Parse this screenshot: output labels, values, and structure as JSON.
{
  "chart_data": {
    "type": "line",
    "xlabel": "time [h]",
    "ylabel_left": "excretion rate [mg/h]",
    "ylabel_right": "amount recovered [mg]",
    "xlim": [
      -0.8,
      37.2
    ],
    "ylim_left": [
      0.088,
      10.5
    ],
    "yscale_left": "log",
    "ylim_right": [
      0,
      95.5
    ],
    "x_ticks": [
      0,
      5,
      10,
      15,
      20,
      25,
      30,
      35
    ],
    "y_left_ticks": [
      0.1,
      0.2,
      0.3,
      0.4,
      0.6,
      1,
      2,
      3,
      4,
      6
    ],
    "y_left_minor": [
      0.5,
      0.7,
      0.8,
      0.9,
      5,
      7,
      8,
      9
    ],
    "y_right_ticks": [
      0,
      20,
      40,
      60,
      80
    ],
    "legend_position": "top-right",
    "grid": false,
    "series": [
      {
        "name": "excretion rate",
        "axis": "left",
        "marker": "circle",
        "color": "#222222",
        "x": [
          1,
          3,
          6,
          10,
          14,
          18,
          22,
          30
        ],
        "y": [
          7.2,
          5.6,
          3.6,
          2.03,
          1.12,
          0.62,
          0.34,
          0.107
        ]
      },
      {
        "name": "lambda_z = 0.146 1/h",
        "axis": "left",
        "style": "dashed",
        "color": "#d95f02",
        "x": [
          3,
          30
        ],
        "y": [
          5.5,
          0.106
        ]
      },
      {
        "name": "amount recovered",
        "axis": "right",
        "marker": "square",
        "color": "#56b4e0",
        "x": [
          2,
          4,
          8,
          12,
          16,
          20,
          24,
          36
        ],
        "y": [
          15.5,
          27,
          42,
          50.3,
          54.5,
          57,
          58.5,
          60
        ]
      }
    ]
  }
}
────
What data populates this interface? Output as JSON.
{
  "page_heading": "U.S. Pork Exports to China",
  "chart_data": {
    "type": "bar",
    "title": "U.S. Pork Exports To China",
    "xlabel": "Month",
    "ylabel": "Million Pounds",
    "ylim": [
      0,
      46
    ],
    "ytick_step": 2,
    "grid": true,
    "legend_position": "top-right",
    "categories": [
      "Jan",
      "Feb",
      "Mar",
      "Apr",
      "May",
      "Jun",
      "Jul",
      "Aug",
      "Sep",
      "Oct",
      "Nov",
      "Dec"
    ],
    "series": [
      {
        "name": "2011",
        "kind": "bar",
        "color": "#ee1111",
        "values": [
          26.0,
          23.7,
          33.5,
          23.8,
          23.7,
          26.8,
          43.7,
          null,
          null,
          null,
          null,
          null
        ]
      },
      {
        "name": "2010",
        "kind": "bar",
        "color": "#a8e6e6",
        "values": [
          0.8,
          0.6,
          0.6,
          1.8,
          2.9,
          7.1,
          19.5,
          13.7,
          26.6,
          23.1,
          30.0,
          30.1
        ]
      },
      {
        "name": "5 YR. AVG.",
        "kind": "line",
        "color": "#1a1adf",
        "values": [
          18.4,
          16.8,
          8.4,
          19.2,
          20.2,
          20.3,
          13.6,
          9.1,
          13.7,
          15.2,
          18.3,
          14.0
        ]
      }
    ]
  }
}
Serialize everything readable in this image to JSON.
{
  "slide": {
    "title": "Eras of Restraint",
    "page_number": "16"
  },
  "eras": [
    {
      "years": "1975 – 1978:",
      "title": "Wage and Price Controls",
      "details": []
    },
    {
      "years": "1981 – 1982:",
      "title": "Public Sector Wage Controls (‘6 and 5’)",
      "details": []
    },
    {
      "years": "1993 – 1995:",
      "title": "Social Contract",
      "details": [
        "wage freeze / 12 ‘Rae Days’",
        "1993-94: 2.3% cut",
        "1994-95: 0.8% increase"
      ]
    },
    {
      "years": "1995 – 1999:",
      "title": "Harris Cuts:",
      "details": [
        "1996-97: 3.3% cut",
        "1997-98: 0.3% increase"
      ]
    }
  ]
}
────
(Work instructions):
Read the entries and select each line where the word "amount" is found.

(Final result):
    "ylabel_right": "amount recovered [mg]",
        "name": "amount recovered",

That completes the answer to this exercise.